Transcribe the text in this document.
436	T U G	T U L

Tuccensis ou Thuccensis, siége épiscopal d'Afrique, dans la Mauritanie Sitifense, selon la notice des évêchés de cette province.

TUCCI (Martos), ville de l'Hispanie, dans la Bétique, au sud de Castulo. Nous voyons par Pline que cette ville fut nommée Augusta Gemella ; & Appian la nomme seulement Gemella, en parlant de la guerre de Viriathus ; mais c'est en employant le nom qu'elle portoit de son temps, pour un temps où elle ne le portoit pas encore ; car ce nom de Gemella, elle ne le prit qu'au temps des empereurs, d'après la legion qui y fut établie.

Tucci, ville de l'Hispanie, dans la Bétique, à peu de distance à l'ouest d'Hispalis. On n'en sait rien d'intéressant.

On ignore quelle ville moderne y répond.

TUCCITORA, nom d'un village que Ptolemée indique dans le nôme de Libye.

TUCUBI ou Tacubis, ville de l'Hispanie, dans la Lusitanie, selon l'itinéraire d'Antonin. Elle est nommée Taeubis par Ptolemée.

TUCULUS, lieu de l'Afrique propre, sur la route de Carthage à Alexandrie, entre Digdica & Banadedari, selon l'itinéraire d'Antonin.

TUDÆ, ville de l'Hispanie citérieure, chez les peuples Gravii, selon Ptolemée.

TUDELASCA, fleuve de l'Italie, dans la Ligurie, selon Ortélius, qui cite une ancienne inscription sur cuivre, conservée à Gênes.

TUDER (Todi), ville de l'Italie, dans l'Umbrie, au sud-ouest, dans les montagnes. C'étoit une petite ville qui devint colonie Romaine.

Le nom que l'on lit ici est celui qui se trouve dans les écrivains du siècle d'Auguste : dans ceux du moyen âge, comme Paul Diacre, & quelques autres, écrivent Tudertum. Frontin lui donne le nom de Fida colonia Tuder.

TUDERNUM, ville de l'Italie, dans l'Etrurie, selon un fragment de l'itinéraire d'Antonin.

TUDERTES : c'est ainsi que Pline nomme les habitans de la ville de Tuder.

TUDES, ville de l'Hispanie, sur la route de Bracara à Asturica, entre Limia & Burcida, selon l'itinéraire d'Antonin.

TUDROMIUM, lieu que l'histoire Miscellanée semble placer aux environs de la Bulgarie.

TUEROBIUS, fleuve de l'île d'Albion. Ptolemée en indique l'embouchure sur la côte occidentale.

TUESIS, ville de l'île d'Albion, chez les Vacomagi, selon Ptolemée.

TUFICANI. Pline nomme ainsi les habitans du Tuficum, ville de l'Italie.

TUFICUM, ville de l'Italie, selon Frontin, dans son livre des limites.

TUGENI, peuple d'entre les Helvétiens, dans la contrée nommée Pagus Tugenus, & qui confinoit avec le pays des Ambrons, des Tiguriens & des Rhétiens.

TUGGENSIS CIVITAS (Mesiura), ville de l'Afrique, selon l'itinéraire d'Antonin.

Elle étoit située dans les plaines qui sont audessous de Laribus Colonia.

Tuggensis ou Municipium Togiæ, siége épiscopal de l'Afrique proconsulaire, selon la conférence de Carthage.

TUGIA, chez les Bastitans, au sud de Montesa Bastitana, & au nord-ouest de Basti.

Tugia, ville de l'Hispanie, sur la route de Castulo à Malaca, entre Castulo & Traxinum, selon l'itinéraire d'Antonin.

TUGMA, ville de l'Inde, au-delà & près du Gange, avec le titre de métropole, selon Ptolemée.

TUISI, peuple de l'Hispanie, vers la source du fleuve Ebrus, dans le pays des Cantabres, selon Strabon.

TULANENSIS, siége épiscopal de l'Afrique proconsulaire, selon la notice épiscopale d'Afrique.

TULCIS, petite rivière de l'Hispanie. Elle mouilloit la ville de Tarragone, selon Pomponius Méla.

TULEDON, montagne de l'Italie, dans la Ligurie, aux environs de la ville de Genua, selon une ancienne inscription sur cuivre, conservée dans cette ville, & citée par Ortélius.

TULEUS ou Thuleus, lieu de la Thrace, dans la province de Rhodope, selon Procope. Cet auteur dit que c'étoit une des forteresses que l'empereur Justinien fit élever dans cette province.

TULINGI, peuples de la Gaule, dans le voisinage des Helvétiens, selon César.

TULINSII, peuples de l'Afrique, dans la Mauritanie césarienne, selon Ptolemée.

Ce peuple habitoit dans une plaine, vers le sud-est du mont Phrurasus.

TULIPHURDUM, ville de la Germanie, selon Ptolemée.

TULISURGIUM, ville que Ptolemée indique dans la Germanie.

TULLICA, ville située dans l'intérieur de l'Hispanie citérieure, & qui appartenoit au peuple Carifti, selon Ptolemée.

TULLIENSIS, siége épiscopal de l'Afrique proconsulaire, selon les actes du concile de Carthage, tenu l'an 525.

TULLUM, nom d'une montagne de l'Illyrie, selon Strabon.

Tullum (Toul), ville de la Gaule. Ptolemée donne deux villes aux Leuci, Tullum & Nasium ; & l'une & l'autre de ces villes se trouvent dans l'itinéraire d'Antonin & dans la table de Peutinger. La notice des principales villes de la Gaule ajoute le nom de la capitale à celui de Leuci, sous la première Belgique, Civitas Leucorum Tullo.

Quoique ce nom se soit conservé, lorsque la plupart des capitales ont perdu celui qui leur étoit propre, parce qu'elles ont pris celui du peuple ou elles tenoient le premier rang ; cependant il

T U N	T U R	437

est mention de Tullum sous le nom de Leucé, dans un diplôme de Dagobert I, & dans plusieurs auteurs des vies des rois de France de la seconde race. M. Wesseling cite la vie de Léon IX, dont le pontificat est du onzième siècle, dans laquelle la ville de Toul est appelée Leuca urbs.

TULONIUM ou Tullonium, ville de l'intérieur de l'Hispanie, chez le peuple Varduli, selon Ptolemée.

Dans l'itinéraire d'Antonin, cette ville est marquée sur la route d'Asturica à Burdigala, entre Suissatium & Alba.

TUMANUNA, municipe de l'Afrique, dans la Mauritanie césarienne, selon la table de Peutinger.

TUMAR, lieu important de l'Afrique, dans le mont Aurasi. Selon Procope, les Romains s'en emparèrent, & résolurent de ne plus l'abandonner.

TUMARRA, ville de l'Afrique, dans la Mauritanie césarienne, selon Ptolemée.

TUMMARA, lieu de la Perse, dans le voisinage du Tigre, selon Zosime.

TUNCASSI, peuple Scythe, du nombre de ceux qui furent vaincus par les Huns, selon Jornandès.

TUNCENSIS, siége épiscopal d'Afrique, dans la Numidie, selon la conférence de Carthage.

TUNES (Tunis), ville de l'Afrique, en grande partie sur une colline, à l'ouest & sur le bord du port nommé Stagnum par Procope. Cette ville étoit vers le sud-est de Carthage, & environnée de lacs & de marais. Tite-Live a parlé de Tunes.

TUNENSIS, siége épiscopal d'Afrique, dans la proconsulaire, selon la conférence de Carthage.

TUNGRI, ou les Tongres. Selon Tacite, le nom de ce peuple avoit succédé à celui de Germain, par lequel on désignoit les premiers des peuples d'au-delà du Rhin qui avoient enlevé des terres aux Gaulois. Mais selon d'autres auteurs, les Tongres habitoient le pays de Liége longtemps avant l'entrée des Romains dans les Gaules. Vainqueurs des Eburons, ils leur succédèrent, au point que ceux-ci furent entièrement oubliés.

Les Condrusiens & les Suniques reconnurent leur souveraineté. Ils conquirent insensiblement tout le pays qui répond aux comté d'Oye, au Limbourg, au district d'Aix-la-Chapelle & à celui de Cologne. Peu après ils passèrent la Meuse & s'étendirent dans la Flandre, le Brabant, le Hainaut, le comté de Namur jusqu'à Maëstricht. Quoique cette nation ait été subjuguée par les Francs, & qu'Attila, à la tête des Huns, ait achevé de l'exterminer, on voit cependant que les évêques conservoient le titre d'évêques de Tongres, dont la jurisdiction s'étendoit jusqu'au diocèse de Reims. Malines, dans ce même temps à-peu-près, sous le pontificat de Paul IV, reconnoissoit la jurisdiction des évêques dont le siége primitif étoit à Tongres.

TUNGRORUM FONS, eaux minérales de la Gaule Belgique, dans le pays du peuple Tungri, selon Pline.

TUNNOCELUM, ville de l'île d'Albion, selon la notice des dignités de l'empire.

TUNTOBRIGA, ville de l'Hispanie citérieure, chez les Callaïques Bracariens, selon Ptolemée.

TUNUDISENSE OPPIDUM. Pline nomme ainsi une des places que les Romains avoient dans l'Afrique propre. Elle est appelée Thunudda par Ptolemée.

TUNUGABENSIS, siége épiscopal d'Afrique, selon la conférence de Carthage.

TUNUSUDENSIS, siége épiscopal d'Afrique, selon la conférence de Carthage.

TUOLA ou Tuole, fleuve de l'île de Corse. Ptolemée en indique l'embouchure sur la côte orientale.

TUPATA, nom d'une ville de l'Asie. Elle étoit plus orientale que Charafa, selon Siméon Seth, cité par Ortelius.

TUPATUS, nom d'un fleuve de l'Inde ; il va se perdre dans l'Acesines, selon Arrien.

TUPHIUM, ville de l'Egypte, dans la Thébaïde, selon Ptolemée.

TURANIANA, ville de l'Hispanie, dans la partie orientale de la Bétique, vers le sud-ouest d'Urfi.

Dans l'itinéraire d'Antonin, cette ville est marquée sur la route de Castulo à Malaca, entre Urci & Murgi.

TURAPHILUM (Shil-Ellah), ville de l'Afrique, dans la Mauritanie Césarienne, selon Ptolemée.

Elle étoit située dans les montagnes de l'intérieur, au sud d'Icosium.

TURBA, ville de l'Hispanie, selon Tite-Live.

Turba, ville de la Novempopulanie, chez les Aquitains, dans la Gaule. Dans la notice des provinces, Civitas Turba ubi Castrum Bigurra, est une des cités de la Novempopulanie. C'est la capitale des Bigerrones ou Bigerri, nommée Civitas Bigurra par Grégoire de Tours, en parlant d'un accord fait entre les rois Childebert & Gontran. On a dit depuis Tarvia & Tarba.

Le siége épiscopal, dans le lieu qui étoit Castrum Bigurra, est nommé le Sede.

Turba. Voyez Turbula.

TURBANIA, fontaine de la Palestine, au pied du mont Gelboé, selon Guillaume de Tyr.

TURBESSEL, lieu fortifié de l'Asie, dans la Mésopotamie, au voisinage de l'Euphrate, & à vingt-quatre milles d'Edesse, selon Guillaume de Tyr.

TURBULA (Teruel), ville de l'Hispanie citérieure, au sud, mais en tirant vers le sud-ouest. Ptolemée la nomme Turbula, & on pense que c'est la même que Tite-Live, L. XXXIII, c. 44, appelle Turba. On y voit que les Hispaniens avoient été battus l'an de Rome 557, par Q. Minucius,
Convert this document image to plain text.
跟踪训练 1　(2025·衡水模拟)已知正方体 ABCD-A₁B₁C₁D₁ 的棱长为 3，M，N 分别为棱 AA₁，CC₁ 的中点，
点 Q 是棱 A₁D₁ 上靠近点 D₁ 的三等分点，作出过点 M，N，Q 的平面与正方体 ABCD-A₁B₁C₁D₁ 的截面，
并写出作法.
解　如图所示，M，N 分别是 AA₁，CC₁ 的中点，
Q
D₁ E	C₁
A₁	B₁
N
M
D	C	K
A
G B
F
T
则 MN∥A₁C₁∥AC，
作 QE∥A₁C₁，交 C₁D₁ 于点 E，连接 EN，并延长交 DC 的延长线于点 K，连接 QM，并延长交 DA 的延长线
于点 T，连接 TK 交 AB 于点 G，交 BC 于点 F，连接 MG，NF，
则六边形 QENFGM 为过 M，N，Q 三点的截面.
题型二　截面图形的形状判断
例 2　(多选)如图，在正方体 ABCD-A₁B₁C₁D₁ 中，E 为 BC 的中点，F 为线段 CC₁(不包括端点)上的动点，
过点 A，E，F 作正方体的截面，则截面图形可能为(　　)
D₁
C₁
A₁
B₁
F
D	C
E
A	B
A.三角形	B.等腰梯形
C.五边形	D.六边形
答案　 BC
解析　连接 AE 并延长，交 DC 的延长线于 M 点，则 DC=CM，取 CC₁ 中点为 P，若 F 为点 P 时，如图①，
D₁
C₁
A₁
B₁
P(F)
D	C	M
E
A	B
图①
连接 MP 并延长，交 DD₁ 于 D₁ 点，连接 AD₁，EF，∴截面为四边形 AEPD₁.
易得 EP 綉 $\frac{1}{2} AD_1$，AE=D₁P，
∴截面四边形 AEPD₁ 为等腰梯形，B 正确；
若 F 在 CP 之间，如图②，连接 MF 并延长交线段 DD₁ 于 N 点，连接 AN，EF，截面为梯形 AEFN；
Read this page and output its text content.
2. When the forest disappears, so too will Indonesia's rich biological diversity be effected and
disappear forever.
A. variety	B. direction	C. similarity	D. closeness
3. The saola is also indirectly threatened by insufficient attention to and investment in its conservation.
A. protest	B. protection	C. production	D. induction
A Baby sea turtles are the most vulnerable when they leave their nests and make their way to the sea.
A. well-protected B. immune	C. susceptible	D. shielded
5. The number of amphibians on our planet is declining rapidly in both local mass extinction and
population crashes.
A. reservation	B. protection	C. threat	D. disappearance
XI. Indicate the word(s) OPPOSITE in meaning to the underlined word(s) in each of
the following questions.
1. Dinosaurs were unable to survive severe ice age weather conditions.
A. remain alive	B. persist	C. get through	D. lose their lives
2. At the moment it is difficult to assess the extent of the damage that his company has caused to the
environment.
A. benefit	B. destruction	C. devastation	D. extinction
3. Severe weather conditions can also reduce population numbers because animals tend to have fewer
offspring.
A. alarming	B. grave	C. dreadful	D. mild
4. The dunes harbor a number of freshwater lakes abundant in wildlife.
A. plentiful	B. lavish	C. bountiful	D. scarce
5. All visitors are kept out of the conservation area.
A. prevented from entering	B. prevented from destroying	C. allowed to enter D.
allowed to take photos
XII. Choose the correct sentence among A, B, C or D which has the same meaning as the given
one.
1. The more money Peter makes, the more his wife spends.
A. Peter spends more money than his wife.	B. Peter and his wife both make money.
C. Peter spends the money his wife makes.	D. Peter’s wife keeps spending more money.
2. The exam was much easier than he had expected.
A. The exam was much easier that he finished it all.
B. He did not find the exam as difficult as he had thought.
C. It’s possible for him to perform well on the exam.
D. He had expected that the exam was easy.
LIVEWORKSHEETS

Exercise aim: From the listing above, copy all lines holding the word "Malaca".

Written reply:
Tugia, ville de l'Hispanie, sur la route de Castulo à Malaca, entre Castulo & Traxinum, selon l'itinéraire d'Antonin.
Dans l'itinéraire d'Antonin, cette ville est marquée sur la route de Castulo à Malaca, entre Urci & Murgi.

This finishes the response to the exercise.